Extract all lines containing "this".

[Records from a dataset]

● ● ●

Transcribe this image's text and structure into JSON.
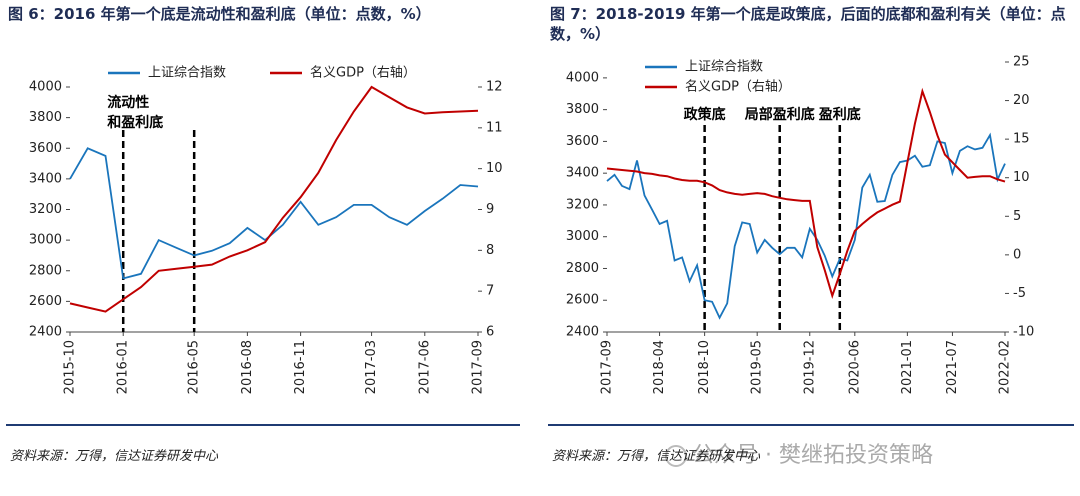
{
  "chart_data": [
    {
      "type": "line",
      "title": "图 6：2016 年第一个底是流动性和盈利底（单位：点数，%）",
      "x": [
        "2015-10",
        "2015-11",
        "2015-12",
        "2016-01",
        "2016-02",
        "2016-03",
        "2016-04",
        "2016-05",
        "2016-06",
        "2016-07",
        "2016-08",
        "2016-09",
        "2016-10",
        "2016-11",
        "2016-12",
        "2017-01",
        "2017-02",
        "2017-03",
        "2017-04",
        "2017-05",
        "2017-06",
        "2017-07",
        "2017-08",
        "2017-09"
      ],
      "xticks": [
        "2015-10",
        "2016-01",
        "2016-05",
        "2016-08",
        "2016-11",
        "2017-03",
        "2017-06",
        "2017-09"
      ],
      "series": [
        {
          "name": "上证综合指数",
          "color": "#1a75bc",
          "values": [
            3400,
            3600,
            3550,
            2750,
            2780,
            3000,
            2950,
            2900,
            2930,
            2980,
            3080,
            3000,
            3100,
            3250,
            3100,
            3150,
            3230,
            3230,
            3150,
            3100,
            3190,
            3270,
            3360,
            3350
          ]
        },
        {
          "name": "名义GDP（右轴）",
          "color": "#c00000",
          "axis": "y2",
          "values": [
            6.7,
            6.6,
            6.5,
            6.8,
            7.1,
            7.5,
            7.55,
            7.6,
            7.65,
            7.85,
            8.0,
            8.2,
            8.8,
            9.3,
            9.9,
            10.7,
            11.4,
            12.0,
            11.75,
            11.5,
            11.35,
            11.38,
            11.4,
            11.42
          ]
        }
      ],
      "ylim": [
        2400,
        4000
      ],
      "yticks": [
        2400,
        2600,
        2800,
        3000,
        3200,
        3400,
        3600,
        3800,
        4000
      ],
      "y2lim": [
        6,
        12
      ],
      "y2ticks": [
        6,
        7,
        8,
        9,
        10,
        11,
        12
      ],
      "annotations": [
        {
          "text": [
            "流动性",
            "和盈利底"
          ],
          "x": "2016-01"
        },
        {
          "text": [],
          "x": "2016-05"
        }
      ],
      "source": "资料来源：万得，信达证券研发中心"
    },
    {
      "type": "line",
      "title": "图 7：2018-2019 年第一个底是政策底，后面的底都和盈利有关（单位：点数，%）",
      "x": [
        "2017-09",
        "2017-10",
        "2017-11",
        "2017-12",
        "2018-01",
        "2018-02",
        "2018-03",
        "2018-04",
        "2018-05",
        "2018-06",
        "2018-07",
        "2018-08",
        "2018-09",
        "2018-10",
        "2018-11",
        "2018-12",
        "2019-01",
        "2019-02",
        "2019-03",
        "2019-04",
        "2019-05",
        "2019-06",
        "2019-07",
        "2019-08",
        "2019-09",
        "2019-10",
        "2019-11",
        "2019-12",
        "2020-01",
        "2020-02",
        "2020-03",
        "2020-04",
        "2020-05",
        "2020-06",
        "2020-07",
        "2020-08",
        "2020-09",
        "2020-10",
        "2020-11",
        "2020-12",
        "2021-01",
        "2021-02",
        "2021-03",
        "2021-04",
        "2021-05",
        "2021-06",
        "2021-07",
        "2021-08",
        "2021-09",
        "2021-10",
        "2021-11",
        "2021-12",
        "2022-01",
        "2022-02"
      ],
      "xticks": [
        "2017-09",
        "2018-04",
        "2018-10",
        "2019-05",
        "2019-12",
        "2020-06",
        "2021-01",
        "2021-07",
        "2022-02"
      ],
      "series": [
        {
          "name": "上证综合指数",
          "color": "#1a75bc",
          "values": [
            3350,
            3390,
            3320,
            3300,
            3480,
            3260,
            3170,
            3080,
            3100,
            2850,
            2870,
            2720,
            2820,
            2600,
            2590,
            2490,
            2580,
            2940,
            3090,
            3080,
            2900,
            2980,
            2930,
            2890,
            2930,
            2930,
            2870,
            3050,
            2980,
            2880,
            2750,
            2860,
            2850,
            2980,
            3310,
            3390,
            3220,
            3225,
            3390,
            3470,
            3480,
            3510,
            3440,
            3450,
            3600,
            3590,
            3400,
            3540,
            3570,
            3550,
            3560,
            3640,
            3360,
            3460
          ]
        },
        {
          "name": "名义GDP（右轴）",
          "color": "#c00000",
          "axis": "y2",
          "values": [
            11.2,
            11.1,
            11.0,
            10.9,
            10.8,
            10.6,
            10.5,
            10.3,
            10.2,
            9.9,
            9.7,
            9.6,
            9.6,
            9.4,
            9.0,
            8.4,
            8.1,
            7.9,
            7.8,
            7.9,
            8.0,
            7.9,
            7.6,
            7.4,
            7.2,
            7.1,
            7.0,
            7.0,
            1.0,
            -2.0,
            -5.3,
            -2.5,
            0.5,
            3.1,
            4.0,
            4.8,
            5.5,
            6.0,
            6.5,
            6.9,
            12.0,
            17.0,
            21.2,
            18.5,
            15.5,
            13.0,
            12.0,
            11.0,
            10.0,
            10.1,
            10.2,
            10.2,
            9.8,
            9.5
          ]
        }
      ],
      "ylim": [
        2400,
        4100
      ],
      "yticks": [
        2400,
        2600,
        2800,
        3000,
        3200,
        3400,
        3600,
        3800,
        4000
      ],
      "y2lim": [
        -10,
        25
      ],
      "y2ticks": [
        -10,
        -5,
        0,
        5,
        10,
        15,
        20,
        25
      ],
      "annotations": [
        {
          "text": [
            "政策底"
          ],
          "x": "2018-10"
        },
        {
          "text": [
            "局部盈利底"
          ],
          "x": "2019-08"
        },
        {
          "text": [
            "盈利底"
          ],
          "x": "2020-04"
        }
      ],
      "source": "资料来源：万得，信达证券研发中心"
    }
  ],
  "watermark": "公众号 · 樊继拓投资策略"
}
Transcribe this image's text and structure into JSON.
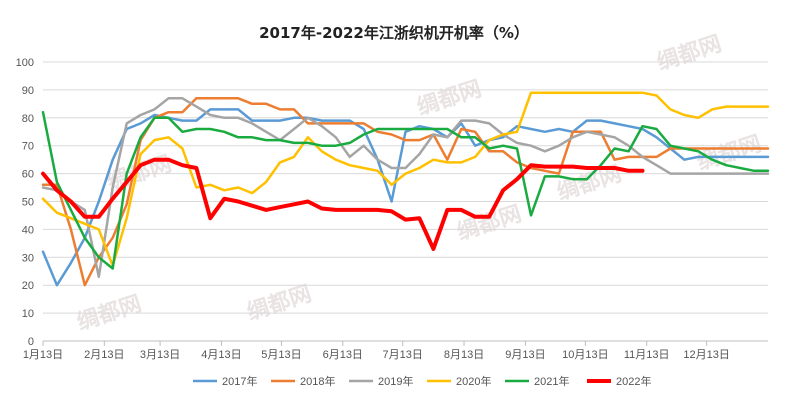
{
  "chart_data": {
    "type": "line",
    "title": "2017年-2022年江浙织机开机率（%）",
    "ylim": [
      0,
      100
    ],
    "yticks": [
      0,
      10,
      20,
      30,
      40,
      50,
      60,
      70,
      80,
      90,
      100
    ],
    "xlim": [
      0,
      52
    ],
    "xticks": [
      {
        "x": 0,
        "label": "1月13日"
      },
      {
        "x": 4.4,
        "label": "2月13日"
      },
      {
        "x": 8.4,
        "label": "3月13日"
      },
      {
        "x": 12.8,
        "label": "4月13日"
      },
      {
        "x": 17.1,
        "label": "5月13日"
      },
      {
        "x": 21.5,
        "label": "6月13日"
      },
      {
        "x": 25.8,
        "label": "7月13日"
      },
      {
        "x": 30.2,
        "label": "8月13日"
      },
      {
        "x": 34.6,
        "label": "9月13日"
      },
      {
        "x": 38.9,
        "label": "10月13日"
      },
      {
        "x": 43.3,
        "label": "11月13日"
      },
      {
        "x": 47.6,
        "label": "12月13日"
      }
    ],
    "grid": true,
    "legend_position": "bottom",
    "series": [
      {
        "name": "2017年",
        "color": "#5b9bd5",
        "width": 2.5,
        "x": [
          0,
          1,
          2,
          3,
          4,
          5,
          6,
          7,
          8,
          9,
          10,
          11,
          12,
          13,
          14,
          15,
          16,
          17,
          18,
          19,
          20,
          21,
          22,
          23,
          24,
          25,
          26,
          27,
          28,
          29,
          30,
          31,
          32,
          33,
          34,
          35,
          36,
          37,
          38,
          39,
          40,
          41,
          42,
          43,
          44,
          45,
          46,
          47,
          48,
          49,
          50,
          51,
          52
        ],
        "y": [
          32,
          20,
          28,
          37,
          50,
          65,
          76,
          78,
          81,
          80,
          79,
          79,
          83,
          83,
          83,
          79,
          79,
          79,
          80,
          80,
          79,
          79,
          79,
          76,
          65,
          50,
          75,
          77,
          76,
          73,
          78,
          70,
          72,
          73,
          77,
          76,
          75,
          76,
          75,
          79,
          79,
          78,
          77,
          76,
          73,
          69,
          65,
          66,
          66,
          66,
          66,
          66,
          66
        ]
      },
      {
        "name": "2018年",
        "color": "#ed7d31",
        "width": 2.5,
        "x": [
          0,
          1,
          2,
          3,
          4,
          5,
          6,
          7,
          8,
          9,
          10,
          11,
          12,
          13,
          14,
          15,
          16,
          17,
          18,
          19,
          20,
          21,
          22,
          23,
          24,
          25,
          26,
          27,
          28,
          29,
          30,
          31,
          32,
          33,
          34,
          35,
          36,
          37,
          38,
          39,
          40,
          41,
          42,
          43,
          44,
          45,
          46,
          47,
          48,
          49,
          50,
          51,
          52
        ],
        "y": [
          56,
          56,
          40,
          20,
          30,
          37,
          49,
          72,
          80,
          82,
          82,
          87,
          87,
          87,
          87,
          85,
          85,
          83,
          83,
          78,
          78,
          78,
          78,
          78,
          75,
          74,
          72,
          72,
          74,
          65,
          76,
          75,
          68,
          68,
          64,
          62,
          61,
          60,
          75,
          75,
          75,
          65,
          66,
          66,
          66,
          69,
          69,
          69,
          69,
          69,
          69,
          69,
          69
        ]
      },
      {
        "name": "2019年",
        "color": "#a5a5a5",
        "width": 2.5,
        "x": [
          0,
          1,
          2,
          3,
          4,
          5,
          6,
          7,
          8,
          9,
          10,
          11,
          12,
          13,
          14,
          15,
          16,
          17,
          18,
          19,
          20,
          21,
          22,
          23,
          24,
          25,
          26,
          27,
          28,
          29,
          30,
          31,
          32,
          33,
          34,
          35,
          36,
          37,
          38,
          39,
          40,
          41,
          42,
          43,
          44,
          45,
          46,
          47,
          48,
          49,
          50,
          51,
          52
        ],
        "y": [
          55,
          54,
          50,
          47,
          23,
          55,
          78,
          81,
          83,
          87,
          87,
          84,
          81,
          80,
          80,
          78,
          75,
          72,
          76,
          80,
          77,
          73,
          66,
          70,
          65,
          62,
          62,
          67,
          74,
          73,
          79,
          79,
          78,
          74,
          71,
          70,
          68,
          70,
          73,
          75,
          74,
          73,
          70,
          66,
          63,
          60,
          60,
          60,
          60,
          60,
          60,
          60,
          60
        ]
      },
      {
        "name": "2020年",
        "color": "#ffc000",
        "width": 2.5,
        "x": [
          0,
          1,
          2,
          3,
          4,
          5,
          6,
          7,
          8,
          9,
          10,
          11,
          12,
          13,
          14,
          15,
          16,
          17,
          18,
          19,
          20,
          21,
          22,
          23,
          24,
          25,
          26,
          27,
          28,
          29,
          30,
          31,
          32,
          33,
          34,
          35,
          36,
          37,
          38,
          39,
          40,
          41,
          42,
          43,
          44,
          45,
          46,
          47,
          48,
          49,
          50,
          51,
          52
        ],
        "y": [
          51,
          46,
          44,
          42,
          40,
          27,
          44,
          67,
          72,
          73,
          69,
          55,
          56,
          54,
          55,
          53,
          57,
          64,
          66,
          73,
          68,
          65,
          63,
          62,
          61,
          56,
          60,
          62,
          65,
          64,
          64,
          66,
          72,
          74,
          75,
          89,
          89,
          89,
          89,
          89,
          89,
          89,
          89,
          89,
          88,
          83,
          81,
          80,
          83,
          84,
          84,
          84,
          84
        ]
      },
      {
        "name": "2021年",
        "color": "#1aab40",
        "width": 2.5,
        "x": [
          0,
          1,
          2,
          3,
          4,
          5,
          6,
          7,
          8,
          9,
          10,
          11,
          12,
          13,
          14,
          15,
          16,
          17,
          18,
          19,
          20,
          21,
          22,
          23,
          24,
          25,
          26,
          27,
          28,
          29,
          30,
          31,
          32,
          33,
          34,
          35,
          36,
          37,
          38,
          39,
          40,
          41,
          42,
          43,
          44,
          45,
          46,
          47,
          48,
          49,
          50,
          51,
          52
        ],
        "y": [
          82,
          57,
          47,
          37,
          30,
          26,
          60,
          73,
          80,
          80,
          75,
          76,
          76,
          75,
          73,
          73,
          72,
          72,
          71,
          71,
          70,
          70,
          71,
          74,
          76,
          76,
          76,
          76,
          76,
          76,
          73,
          73,
          69,
          70,
          69,
          45,
          59,
          59,
          58,
          58,
          63,
          69,
          68,
          77,
          76,
          70,
          69,
          68,
          65,
          63,
          62,
          61,
          61
        ]
      },
      {
        "name": "2022年",
        "color": "#ff0000",
        "width": 4,
        "x": [
          0,
          1,
          2,
          3,
          4,
          5,
          6,
          7,
          8,
          9,
          10,
          11,
          12,
          13,
          14,
          15,
          16,
          17,
          18,
          19,
          20,
          21,
          22,
          23,
          24,
          25,
          26,
          27,
          28,
          29,
          30,
          31,
          32,
          33,
          34,
          35,
          36,
          37,
          38,
          39,
          40,
          41,
          42,
          43
        ],
        "y": [
          60,
          54,
          50,
          44.5,
          44.5,
          51,
          57,
          63,
          65,
          65,
          63,
          62,
          44,
          51,
          50,
          48.5,
          47,
          48,
          49,
          50,
          47.5,
          47,
          47,
          47,
          47,
          46.5,
          43.5,
          44,
          33,
          47,
          47,
          44.5,
          44.5,
          54,
          58,
          63,
          62.5,
          62.5,
          62.5,
          62,
          62,
          62,
          61,
          61
        ]
      }
    ],
    "watermark": "绸都网"
  }
}
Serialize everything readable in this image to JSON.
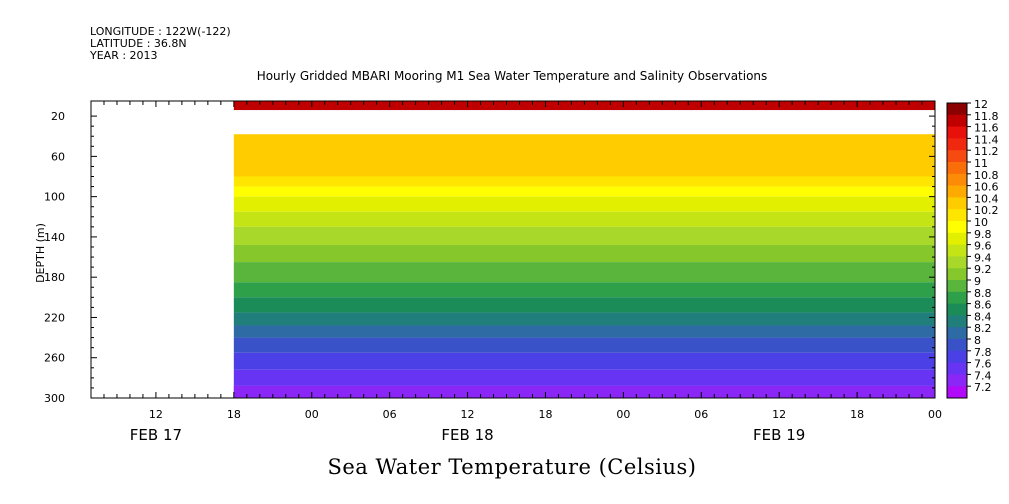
{
  "header": {
    "longitude": "LONGITUDE : 122W(-122)",
    "latitude": "LATITUDE : 36.8N",
    "year": "YEAR : 2013"
  },
  "chart_data": {
    "type": "heatmap",
    "title": "Hourly Gridded MBARI Mooring M1 Sea Water Temperature and Salinity Observations",
    "xlabel": "Sea Water Temperature (Celsius)",
    "ylabel": "DEPTH (m)",
    "x_hour_ticks": [
      "12",
      "18",
      "00",
      "06",
      "12",
      "18",
      "00",
      "06",
      "12",
      "18",
      "00"
    ],
    "x_tick_hours_since_feb17_00": [
      12,
      18,
      24,
      30,
      36,
      42,
      48,
      54,
      60,
      66,
      72
    ],
    "x_date_labels": [
      "FEB 17",
      "FEB 18",
      "FEB 19"
    ],
    "xlim_hours_since_feb17_00": [
      7,
      72
    ],
    "data_start_hours_since_feb17_00": [
      18
    ],
    "y_ticks": [
      20,
      60,
      100,
      140,
      180,
      220,
      260,
      300
    ],
    "ylim": [
      5,
      300
    ],
    "y_reversed": true,
    "gap_depth_range_m": [
      14,
      38
    ],
    "colorbar_levels": [
      "12",
      "11.8",
      "11.6",
      "11.4",
      "11.2",
      "11",
      "10.8",
      "10.6",
      "10.4",
      "10.2",
      "10",
      "9.8",
      "9.6",
      "9.4",
      "9.2",
      "9",
      "8.8",
      "8.6",
      "8.4",
      "8.2",
      "8",
      "7.8",
      "7.6",
      "7.4",
      "7.2"
    ],
    "colorbar_colors": [
      "#8b0000",
      "#c00000",
      "#e8100a",
      "#f02810",
      "#f54a10",
      "#fa6e0a",
      "#fc8c08",
      "#ffaa00",
      "#ffcc00",
      "#ffe600",
      "#ffff00",
      "#e2f000",
      "#c4e416",
      "#a8d82a",
      "#86c82c",
      "#5ab53c",
      "#2ea049",
      "#1b8c58",
      "#207f7a",
      "#2e6aa4",
      "#3a52c8",
      "#4a40e6",
      "#6634f2",
      "#8a26f6",
      "#b00af8"
    ],
    "approx_isotherm_depths_m": [
      {
        "temp": 10.2,
        "depth": 80
      },
      {
        "temp": 10.0,
        "depth": 90
      },
      {
        "temp": 9.8,
        "depth": 100
      },
      {
        "temp": 9.6,
        "depth": 115
      },
      {
        "temp": 9.4,
        "depth": 130
      },
      {
        "temp": 9.2,
        "depth": 148
      },
      {
        "temp": 9.0,
        "depth": 165
      },
      {
        "temp": 8.8,
        "depth": 185
      },
      {
        "temp": 8.6,
        "depth": 200
      },
      {
        "temp": 8.4,
        "depth": 215
      },
      {
        "temp": 8.2,
        "depth": 228
      },
      {
        "temp": 8.0,
        "depth": 240
      },
      {
        "temp": 7.8,
        "depth": 255
      },
      {
        "temp": 7.6,
        "depth": 272
      },
      {
        "temp": 7.4,
        "depth": 288
      }
    ],
    "surface_band": {
      "temp": 11.8,
      "depth_range": [
        5,
        14
      ]
    },
    "upper_layer": {
      "temp": 10.4,
      "depth_range": [
        38,
        80
      ]
    }
  }
}
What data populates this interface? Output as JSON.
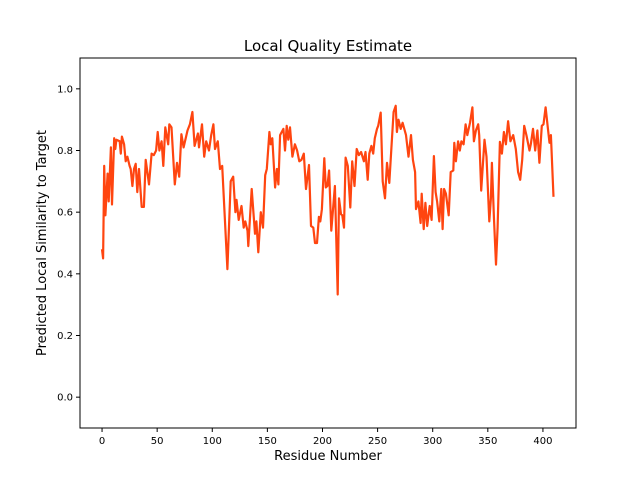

● ● ●

→ Correct response:
Transcribe this image's text and structure into JSON.
Transcribe this image's text and structure into JSON.
Serialize everything readable in this image to JSON.
What data populates this interface? Output as JSON.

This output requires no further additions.